#### Written problem
Records follow. Pull out every line that contains "title".

------------------------

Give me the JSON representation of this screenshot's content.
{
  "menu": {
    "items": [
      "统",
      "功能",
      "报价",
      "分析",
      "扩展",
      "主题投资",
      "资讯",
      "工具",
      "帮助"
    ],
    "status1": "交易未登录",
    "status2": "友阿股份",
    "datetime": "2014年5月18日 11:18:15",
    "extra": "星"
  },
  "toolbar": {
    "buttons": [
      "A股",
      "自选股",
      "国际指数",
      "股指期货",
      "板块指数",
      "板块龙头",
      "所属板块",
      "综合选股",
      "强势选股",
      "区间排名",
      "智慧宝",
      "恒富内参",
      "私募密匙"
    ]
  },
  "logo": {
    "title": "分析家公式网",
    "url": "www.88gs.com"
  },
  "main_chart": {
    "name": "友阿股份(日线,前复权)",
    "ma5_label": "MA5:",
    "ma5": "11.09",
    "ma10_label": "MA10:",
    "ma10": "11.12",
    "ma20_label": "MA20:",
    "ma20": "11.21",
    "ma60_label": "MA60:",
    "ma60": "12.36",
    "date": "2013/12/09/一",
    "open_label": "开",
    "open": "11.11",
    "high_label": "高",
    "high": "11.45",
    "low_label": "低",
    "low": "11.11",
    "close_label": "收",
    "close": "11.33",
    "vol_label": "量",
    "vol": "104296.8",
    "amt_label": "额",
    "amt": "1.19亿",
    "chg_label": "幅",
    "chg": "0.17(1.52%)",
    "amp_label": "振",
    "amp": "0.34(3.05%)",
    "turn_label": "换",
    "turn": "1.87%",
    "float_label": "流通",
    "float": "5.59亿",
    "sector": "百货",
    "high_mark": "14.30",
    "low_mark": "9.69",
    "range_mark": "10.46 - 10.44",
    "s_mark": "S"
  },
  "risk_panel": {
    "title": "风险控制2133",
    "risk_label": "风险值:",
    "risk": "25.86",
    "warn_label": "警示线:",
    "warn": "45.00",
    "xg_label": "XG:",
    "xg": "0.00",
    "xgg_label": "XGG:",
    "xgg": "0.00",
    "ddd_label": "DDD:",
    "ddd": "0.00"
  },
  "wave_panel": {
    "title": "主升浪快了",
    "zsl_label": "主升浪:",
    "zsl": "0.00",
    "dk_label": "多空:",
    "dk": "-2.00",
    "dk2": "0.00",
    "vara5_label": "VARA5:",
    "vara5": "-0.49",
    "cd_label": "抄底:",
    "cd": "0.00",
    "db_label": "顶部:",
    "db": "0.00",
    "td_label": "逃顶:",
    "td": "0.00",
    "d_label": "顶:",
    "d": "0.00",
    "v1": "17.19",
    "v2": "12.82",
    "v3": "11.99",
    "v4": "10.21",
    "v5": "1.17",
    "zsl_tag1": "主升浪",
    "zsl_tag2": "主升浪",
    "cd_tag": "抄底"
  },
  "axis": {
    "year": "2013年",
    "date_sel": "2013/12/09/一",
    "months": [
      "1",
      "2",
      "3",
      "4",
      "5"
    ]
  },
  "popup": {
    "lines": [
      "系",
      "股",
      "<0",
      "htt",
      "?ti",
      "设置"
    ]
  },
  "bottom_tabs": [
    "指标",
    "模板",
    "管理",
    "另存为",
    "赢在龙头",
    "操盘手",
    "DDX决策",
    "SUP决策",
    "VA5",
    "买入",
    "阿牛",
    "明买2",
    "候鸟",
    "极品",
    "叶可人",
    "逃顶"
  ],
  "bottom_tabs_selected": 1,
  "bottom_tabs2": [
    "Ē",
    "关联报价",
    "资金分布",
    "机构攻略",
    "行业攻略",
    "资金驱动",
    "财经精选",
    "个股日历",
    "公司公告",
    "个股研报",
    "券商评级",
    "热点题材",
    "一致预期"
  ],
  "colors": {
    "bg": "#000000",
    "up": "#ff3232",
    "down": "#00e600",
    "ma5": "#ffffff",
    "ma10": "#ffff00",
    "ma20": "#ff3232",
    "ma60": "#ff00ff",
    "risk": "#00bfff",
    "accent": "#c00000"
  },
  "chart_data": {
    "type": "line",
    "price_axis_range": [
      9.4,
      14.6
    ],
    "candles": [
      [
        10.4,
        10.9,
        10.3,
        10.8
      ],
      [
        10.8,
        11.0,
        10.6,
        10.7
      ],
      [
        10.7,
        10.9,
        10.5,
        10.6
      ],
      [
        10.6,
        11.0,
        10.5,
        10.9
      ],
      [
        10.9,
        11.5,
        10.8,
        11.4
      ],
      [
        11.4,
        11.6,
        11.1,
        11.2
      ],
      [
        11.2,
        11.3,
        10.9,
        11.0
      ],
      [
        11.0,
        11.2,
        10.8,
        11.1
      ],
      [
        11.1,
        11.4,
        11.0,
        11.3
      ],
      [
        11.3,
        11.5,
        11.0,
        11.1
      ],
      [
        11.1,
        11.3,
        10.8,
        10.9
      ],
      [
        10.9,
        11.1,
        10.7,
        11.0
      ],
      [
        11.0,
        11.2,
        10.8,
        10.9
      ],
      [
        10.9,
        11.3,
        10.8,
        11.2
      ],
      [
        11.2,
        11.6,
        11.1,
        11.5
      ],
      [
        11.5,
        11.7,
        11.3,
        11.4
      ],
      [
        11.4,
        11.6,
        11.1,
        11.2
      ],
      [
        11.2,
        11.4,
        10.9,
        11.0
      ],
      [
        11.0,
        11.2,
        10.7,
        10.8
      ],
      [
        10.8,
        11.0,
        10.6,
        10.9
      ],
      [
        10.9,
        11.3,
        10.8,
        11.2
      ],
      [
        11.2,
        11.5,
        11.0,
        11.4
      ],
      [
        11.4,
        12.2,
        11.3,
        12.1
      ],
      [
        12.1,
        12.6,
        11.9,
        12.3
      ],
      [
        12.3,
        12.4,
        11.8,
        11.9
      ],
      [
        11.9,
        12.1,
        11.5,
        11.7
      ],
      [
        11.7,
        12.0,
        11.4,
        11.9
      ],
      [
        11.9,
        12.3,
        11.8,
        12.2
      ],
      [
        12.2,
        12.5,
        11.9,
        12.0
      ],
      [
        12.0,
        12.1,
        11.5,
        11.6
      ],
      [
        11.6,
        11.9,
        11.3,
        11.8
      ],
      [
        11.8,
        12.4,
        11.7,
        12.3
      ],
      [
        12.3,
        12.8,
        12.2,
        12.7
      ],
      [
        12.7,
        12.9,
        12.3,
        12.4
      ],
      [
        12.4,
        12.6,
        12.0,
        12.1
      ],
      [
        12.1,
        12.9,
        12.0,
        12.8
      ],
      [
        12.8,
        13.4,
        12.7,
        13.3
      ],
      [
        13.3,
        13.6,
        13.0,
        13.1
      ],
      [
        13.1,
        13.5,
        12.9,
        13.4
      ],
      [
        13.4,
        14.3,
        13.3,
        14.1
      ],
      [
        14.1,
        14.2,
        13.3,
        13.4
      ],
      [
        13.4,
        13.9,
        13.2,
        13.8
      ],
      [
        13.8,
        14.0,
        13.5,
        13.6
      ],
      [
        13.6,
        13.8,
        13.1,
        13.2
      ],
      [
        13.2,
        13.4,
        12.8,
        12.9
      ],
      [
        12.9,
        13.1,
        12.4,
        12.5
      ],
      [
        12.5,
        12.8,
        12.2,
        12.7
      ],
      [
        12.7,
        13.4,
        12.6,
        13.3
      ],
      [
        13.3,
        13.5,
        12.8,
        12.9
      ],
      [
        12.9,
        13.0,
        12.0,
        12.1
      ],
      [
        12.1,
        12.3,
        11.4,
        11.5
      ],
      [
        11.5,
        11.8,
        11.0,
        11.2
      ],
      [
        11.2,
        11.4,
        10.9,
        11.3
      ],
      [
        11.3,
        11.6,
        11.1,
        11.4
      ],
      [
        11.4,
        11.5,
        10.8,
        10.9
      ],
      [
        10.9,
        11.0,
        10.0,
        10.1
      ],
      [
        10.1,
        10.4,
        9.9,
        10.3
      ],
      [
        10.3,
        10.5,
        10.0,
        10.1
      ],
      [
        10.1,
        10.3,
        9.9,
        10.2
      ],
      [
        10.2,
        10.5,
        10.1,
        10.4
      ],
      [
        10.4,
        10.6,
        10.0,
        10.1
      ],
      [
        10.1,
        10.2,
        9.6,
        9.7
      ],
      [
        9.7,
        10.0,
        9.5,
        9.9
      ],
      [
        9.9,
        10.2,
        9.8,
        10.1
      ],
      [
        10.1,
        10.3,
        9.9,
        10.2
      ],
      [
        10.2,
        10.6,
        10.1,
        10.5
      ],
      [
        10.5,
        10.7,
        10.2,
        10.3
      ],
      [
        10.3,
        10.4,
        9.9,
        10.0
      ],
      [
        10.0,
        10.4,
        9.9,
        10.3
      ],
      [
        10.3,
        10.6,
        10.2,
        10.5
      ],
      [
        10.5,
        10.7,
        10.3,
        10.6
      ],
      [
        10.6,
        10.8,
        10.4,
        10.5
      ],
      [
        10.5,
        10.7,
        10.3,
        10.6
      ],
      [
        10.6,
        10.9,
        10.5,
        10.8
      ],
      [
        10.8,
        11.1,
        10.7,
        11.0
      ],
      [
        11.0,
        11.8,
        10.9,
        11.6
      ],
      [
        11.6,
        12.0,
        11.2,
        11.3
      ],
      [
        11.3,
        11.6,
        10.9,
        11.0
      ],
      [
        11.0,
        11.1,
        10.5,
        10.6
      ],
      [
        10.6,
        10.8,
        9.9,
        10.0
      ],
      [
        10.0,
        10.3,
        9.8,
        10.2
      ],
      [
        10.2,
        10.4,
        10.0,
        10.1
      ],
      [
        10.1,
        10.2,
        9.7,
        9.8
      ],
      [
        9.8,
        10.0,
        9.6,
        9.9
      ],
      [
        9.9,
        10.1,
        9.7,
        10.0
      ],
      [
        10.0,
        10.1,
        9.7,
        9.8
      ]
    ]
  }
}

------------------------

#### Full answer
    "title": "分析家公式网",
    "title": "风险控制2133",
    "title": "主升浪快了",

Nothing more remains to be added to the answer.